◆ **PROBLEM TO WORK ON**
Records follow. Pull out every line that contains "color".
** START SUPPLIED MATERIAL **
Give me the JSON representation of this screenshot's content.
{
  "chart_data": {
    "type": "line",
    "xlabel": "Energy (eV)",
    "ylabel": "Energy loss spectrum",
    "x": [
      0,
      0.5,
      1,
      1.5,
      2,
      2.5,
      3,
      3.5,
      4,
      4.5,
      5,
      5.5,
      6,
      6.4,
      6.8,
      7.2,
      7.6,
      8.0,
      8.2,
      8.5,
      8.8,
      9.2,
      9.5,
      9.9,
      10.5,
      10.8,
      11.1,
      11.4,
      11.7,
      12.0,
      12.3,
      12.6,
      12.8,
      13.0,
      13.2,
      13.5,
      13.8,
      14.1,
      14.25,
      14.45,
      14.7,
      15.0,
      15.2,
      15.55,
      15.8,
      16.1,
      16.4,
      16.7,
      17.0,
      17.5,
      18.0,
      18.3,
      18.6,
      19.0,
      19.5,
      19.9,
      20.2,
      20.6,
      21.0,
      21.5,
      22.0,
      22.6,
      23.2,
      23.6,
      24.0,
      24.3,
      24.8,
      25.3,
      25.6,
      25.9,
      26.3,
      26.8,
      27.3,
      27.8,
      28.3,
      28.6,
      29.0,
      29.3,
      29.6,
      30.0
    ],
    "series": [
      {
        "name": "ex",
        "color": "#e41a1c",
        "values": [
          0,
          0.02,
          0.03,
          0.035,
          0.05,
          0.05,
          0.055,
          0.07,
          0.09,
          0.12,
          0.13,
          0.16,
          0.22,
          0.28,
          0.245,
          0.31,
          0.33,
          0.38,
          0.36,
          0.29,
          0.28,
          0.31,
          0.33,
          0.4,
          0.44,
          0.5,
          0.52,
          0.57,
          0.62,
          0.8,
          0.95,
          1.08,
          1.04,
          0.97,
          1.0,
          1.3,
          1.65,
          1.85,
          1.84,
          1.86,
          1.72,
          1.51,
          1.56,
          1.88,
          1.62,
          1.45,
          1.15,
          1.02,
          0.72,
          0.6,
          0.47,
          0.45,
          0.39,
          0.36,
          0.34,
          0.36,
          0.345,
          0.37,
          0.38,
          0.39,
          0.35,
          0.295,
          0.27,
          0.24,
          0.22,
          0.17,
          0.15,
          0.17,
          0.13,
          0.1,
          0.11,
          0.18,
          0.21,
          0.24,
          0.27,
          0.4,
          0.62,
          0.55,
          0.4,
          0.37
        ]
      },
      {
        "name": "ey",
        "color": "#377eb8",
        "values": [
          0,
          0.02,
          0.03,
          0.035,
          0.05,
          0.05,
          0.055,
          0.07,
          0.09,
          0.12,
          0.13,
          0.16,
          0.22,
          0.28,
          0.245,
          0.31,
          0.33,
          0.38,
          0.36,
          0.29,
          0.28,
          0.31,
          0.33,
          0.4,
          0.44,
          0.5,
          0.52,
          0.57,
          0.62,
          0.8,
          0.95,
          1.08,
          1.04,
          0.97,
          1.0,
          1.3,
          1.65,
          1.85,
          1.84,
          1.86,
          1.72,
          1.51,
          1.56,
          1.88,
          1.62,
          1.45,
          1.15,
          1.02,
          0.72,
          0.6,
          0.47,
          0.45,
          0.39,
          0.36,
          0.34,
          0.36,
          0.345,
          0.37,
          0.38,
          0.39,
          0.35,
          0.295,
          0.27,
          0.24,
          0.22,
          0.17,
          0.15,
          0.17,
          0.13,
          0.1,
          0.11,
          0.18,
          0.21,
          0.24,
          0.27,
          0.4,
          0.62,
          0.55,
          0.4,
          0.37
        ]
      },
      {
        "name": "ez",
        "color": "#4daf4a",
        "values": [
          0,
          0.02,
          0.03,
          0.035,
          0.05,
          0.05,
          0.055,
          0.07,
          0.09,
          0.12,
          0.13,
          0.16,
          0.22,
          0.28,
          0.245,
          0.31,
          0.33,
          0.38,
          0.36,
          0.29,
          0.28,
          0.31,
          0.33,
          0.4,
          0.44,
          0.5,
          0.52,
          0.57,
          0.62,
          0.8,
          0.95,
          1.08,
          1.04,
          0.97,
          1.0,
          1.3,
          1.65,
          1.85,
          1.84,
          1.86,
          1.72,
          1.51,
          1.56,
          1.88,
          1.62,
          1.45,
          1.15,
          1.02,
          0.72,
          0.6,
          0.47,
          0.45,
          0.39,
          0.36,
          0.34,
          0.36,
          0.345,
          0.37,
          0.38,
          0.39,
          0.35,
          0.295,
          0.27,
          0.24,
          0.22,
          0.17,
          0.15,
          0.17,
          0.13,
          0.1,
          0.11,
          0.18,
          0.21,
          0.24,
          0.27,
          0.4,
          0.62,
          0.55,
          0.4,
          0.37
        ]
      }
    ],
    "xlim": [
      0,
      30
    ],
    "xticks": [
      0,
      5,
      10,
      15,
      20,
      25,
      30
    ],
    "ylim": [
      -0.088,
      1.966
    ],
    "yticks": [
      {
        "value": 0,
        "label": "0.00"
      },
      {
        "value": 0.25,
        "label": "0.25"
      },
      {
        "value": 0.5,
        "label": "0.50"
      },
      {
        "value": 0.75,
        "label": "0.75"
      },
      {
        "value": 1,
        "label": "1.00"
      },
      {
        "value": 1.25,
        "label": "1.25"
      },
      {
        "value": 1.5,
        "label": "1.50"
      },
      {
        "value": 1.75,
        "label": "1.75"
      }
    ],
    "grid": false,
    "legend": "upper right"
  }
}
** END SUPPLIED MATERIAL **
◆ **WRITTEN RESPONSE**
        "color": "#e41a1c",
        "color": "#377eb8",
        "color": "#4daf4a",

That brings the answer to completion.